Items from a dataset
%%

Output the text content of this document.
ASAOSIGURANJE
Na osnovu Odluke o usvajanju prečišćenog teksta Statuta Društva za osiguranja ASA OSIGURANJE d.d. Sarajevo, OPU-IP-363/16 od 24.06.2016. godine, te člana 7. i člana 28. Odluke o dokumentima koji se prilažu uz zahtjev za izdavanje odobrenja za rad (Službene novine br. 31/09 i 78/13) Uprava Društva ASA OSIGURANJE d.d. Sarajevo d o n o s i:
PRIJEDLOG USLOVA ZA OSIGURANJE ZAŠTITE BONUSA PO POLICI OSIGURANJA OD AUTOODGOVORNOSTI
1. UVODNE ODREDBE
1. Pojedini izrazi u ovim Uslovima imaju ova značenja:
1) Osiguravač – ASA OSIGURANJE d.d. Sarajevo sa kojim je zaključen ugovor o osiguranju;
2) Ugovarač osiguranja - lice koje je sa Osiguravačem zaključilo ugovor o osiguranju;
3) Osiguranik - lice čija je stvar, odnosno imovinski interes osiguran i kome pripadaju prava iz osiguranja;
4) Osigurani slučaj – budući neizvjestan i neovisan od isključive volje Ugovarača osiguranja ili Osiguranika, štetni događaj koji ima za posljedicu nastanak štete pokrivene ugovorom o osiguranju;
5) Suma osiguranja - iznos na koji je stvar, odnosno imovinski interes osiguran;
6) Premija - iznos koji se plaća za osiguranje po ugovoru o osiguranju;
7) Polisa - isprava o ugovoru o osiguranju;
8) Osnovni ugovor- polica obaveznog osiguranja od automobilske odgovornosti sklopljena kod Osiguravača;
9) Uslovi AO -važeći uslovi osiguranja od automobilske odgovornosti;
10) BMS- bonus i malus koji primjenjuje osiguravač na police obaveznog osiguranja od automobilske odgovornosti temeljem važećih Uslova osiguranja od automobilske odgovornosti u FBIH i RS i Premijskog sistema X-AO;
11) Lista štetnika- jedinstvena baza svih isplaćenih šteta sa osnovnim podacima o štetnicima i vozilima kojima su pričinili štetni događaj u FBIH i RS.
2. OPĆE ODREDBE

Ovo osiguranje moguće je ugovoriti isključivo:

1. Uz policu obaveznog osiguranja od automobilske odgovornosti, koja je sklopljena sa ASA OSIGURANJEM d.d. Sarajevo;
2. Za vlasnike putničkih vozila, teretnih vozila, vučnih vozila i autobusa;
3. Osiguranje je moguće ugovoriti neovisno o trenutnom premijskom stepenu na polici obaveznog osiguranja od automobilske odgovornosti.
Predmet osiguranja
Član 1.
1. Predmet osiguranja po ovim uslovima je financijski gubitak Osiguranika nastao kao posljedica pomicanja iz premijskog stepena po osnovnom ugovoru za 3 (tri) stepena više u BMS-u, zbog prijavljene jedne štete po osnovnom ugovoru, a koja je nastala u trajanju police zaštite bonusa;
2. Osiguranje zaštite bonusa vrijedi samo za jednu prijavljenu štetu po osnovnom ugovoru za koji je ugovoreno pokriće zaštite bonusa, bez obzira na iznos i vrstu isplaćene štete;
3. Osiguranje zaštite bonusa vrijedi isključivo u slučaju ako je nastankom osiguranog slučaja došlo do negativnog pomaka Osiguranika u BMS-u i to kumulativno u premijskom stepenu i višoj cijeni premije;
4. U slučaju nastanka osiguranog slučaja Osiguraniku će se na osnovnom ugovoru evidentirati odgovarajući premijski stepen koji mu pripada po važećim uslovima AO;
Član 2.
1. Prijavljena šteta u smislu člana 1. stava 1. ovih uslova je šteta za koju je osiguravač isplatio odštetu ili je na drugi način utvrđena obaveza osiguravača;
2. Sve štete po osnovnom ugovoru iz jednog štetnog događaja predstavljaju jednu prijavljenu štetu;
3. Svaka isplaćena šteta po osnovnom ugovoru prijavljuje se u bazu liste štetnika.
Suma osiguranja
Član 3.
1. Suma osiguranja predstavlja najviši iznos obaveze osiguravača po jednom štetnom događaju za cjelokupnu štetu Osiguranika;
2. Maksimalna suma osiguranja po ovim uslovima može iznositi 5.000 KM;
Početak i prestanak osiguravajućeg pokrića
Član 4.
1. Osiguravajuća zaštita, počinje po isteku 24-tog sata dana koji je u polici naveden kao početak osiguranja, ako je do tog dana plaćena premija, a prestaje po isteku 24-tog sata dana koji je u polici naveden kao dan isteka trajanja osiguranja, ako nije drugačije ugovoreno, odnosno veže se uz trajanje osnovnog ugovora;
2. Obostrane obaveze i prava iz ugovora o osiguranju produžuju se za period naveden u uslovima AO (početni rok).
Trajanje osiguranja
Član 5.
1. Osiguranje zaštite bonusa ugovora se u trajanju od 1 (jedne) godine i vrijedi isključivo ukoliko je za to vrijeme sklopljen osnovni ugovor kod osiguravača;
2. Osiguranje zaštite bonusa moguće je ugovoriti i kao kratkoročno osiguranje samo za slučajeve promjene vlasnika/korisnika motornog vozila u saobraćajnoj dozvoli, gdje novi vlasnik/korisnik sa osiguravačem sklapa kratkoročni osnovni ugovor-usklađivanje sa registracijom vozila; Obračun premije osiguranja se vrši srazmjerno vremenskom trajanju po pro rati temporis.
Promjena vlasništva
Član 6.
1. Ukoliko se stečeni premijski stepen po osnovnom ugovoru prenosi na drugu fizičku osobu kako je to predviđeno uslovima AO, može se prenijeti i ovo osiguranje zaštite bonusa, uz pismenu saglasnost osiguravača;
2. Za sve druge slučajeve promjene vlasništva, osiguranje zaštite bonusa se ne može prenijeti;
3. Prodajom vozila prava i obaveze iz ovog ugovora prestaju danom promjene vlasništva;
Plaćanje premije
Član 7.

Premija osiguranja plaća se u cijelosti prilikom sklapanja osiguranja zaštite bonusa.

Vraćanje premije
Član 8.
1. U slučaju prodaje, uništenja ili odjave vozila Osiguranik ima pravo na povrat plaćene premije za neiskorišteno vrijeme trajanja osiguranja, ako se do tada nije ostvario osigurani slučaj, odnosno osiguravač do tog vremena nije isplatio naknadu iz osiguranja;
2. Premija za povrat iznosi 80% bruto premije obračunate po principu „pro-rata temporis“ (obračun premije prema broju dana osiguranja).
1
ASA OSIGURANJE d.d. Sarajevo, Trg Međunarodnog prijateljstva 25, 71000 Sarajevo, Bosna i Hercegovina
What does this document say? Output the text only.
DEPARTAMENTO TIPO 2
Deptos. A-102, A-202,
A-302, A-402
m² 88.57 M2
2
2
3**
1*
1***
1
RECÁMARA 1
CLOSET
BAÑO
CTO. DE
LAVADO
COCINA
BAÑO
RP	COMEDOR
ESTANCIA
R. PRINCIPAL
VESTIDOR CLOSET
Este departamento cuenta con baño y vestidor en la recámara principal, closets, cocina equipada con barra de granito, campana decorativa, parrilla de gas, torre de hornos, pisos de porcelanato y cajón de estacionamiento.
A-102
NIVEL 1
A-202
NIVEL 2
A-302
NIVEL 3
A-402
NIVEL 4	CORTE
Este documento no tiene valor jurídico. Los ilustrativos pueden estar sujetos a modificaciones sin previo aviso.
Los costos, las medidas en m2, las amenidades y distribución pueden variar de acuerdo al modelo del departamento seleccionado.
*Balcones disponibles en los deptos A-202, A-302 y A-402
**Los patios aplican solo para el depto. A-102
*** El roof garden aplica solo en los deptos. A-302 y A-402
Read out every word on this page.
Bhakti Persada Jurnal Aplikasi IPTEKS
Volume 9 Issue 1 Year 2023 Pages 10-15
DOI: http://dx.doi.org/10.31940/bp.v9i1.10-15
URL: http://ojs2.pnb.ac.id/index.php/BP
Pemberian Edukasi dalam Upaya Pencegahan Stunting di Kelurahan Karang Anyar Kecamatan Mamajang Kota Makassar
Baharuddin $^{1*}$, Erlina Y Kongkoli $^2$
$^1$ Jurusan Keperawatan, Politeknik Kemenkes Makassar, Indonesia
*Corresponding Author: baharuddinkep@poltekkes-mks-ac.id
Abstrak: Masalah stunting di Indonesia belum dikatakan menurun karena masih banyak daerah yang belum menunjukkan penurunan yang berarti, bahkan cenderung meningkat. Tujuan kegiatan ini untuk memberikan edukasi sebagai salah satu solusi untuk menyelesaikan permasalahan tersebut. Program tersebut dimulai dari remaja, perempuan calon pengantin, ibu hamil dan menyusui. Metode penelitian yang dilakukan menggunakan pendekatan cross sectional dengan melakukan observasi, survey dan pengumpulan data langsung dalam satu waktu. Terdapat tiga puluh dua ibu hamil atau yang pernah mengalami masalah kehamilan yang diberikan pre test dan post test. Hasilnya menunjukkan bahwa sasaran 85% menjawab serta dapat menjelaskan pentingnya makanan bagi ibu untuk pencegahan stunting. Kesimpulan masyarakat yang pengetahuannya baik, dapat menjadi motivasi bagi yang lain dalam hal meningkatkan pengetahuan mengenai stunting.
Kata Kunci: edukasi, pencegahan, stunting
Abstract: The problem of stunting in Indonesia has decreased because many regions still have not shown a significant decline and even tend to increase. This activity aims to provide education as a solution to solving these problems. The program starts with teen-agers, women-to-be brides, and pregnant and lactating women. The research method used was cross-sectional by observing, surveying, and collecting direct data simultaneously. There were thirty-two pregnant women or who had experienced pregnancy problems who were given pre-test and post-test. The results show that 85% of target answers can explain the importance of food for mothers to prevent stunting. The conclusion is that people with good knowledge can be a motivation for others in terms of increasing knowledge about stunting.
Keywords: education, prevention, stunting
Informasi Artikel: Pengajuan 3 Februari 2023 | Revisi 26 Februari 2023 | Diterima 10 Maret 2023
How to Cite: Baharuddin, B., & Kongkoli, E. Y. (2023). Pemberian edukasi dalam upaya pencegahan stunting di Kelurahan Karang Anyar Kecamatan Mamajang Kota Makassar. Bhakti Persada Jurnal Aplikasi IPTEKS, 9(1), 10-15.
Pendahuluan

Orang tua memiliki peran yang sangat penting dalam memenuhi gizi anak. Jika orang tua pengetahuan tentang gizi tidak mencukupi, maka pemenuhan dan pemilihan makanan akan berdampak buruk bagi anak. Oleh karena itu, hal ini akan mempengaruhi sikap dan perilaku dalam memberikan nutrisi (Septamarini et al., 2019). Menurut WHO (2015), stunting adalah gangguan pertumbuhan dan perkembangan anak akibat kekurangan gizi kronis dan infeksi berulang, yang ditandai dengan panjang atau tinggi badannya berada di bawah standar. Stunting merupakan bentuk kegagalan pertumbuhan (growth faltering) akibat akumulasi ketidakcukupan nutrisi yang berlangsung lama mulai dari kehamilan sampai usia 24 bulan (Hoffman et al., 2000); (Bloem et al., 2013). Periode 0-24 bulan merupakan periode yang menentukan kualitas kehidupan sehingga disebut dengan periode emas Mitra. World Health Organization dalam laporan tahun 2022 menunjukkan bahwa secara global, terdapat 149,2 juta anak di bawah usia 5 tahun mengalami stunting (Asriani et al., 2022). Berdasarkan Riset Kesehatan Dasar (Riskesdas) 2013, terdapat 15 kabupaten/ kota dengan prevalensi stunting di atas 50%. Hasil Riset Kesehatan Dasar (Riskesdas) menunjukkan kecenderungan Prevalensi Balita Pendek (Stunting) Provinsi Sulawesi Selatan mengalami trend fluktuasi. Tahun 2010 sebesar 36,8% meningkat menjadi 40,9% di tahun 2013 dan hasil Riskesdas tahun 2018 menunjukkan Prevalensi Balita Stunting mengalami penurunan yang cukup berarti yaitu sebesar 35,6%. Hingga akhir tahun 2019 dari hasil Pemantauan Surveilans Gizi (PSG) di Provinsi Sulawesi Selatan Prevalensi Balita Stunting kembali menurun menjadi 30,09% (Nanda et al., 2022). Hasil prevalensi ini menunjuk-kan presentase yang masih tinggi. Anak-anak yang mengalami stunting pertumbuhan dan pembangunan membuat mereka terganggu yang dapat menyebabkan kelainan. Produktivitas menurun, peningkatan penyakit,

%%

The word "obaveze" appears in how many lines of the data? Answer with only the number.

3